Say only how many lines contain the word "data".

^^^^^^^^

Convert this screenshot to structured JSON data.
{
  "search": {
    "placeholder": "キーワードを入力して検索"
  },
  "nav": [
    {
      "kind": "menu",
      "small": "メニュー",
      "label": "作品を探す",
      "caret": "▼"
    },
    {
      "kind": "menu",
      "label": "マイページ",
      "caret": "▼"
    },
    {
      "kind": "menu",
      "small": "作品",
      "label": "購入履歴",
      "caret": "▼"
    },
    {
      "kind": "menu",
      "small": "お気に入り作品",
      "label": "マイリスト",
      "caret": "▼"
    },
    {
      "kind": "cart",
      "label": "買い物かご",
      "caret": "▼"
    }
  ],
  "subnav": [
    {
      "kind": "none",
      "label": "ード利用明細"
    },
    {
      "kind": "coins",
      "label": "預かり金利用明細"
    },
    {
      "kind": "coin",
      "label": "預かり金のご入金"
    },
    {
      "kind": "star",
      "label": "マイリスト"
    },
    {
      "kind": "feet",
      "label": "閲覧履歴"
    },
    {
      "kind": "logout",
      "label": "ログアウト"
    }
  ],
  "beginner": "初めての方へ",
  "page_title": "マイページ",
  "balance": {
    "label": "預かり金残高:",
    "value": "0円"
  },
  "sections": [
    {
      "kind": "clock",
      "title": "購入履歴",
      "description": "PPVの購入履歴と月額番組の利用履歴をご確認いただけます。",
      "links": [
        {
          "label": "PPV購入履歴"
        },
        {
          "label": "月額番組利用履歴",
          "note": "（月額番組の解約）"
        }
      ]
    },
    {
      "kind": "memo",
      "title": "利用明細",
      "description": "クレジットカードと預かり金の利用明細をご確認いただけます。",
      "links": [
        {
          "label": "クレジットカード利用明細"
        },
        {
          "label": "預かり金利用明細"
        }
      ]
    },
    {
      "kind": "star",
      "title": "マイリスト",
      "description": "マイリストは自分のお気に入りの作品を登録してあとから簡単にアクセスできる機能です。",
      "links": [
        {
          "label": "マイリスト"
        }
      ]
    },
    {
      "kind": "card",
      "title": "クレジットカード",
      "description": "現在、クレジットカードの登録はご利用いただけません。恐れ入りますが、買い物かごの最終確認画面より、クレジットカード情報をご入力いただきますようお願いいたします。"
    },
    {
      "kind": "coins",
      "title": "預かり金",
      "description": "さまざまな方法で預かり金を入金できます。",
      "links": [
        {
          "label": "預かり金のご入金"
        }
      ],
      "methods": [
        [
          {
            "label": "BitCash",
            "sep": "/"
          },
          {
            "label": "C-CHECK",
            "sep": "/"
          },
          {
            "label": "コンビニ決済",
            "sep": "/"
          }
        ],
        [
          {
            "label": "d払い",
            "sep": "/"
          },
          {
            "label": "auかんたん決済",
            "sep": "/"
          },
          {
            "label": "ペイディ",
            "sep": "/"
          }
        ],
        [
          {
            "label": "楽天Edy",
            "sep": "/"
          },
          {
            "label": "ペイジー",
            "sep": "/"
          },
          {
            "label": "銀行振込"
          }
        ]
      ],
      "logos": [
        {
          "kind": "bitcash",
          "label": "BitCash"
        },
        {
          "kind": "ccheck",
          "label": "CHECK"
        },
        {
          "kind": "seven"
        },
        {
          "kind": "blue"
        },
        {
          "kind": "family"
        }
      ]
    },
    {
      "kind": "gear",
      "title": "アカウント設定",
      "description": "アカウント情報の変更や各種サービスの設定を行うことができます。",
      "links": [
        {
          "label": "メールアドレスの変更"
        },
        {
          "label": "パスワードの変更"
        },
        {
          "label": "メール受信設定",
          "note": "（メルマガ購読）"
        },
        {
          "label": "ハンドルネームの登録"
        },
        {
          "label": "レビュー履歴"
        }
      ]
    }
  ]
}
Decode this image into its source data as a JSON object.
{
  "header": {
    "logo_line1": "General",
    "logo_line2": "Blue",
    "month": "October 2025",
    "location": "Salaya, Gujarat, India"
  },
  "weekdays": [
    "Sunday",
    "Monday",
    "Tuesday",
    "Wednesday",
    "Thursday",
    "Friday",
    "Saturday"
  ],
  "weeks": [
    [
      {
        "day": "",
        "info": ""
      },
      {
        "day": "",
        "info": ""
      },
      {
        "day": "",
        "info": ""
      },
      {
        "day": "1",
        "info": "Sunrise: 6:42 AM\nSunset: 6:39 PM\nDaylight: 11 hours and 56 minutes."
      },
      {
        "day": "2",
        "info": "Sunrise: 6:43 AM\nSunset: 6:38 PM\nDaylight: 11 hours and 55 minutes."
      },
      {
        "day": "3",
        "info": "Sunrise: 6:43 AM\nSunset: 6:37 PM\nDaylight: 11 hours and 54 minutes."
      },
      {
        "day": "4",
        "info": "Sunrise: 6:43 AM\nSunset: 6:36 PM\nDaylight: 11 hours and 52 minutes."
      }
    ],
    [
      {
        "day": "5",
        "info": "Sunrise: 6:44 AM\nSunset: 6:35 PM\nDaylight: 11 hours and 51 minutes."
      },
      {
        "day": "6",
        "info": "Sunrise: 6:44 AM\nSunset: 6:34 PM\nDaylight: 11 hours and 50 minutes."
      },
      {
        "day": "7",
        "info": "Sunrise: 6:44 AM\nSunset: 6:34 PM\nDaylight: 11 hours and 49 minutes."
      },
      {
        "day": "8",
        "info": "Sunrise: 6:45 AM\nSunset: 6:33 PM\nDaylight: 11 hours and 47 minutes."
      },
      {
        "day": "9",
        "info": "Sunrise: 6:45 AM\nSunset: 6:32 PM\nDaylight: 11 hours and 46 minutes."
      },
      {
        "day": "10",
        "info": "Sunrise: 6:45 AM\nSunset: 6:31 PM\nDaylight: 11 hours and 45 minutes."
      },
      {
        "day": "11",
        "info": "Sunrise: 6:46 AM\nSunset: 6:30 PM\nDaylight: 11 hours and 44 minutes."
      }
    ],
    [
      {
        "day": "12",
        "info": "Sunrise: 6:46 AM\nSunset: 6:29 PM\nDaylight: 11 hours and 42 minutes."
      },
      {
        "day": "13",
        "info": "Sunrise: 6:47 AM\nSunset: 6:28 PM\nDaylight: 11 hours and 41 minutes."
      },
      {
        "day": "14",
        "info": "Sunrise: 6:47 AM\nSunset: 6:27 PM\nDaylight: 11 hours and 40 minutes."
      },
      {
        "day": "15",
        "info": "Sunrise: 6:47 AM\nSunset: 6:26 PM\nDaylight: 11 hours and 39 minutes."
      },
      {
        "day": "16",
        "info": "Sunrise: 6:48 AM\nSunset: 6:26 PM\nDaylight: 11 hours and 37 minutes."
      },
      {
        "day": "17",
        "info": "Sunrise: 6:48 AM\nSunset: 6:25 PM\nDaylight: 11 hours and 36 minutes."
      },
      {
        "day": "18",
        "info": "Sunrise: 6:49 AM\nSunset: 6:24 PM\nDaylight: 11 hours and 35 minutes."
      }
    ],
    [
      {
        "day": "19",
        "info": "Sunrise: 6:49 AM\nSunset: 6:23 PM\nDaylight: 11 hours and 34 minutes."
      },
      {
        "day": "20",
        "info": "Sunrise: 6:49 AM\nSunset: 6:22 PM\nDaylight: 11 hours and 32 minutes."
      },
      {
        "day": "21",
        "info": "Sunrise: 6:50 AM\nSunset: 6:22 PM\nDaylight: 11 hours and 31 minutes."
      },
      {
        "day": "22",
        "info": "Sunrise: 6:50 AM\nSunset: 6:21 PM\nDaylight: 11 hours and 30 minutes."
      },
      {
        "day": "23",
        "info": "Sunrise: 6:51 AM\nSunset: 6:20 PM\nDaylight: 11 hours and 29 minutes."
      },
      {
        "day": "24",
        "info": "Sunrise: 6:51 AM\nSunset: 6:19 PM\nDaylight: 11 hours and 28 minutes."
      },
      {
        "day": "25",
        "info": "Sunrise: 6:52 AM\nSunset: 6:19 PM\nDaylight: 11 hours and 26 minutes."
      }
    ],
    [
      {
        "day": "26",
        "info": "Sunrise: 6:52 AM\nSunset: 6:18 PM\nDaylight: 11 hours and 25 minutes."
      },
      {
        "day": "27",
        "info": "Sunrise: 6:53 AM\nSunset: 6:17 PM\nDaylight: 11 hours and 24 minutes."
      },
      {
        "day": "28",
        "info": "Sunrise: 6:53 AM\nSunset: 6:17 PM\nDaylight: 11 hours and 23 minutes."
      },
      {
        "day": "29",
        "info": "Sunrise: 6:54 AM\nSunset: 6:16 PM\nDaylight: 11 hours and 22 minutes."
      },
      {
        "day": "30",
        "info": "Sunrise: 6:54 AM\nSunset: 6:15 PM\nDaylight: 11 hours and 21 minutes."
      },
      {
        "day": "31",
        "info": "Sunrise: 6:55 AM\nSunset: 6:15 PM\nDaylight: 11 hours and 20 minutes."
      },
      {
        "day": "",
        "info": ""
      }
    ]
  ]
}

^^^^^^^^

> _Response below_
2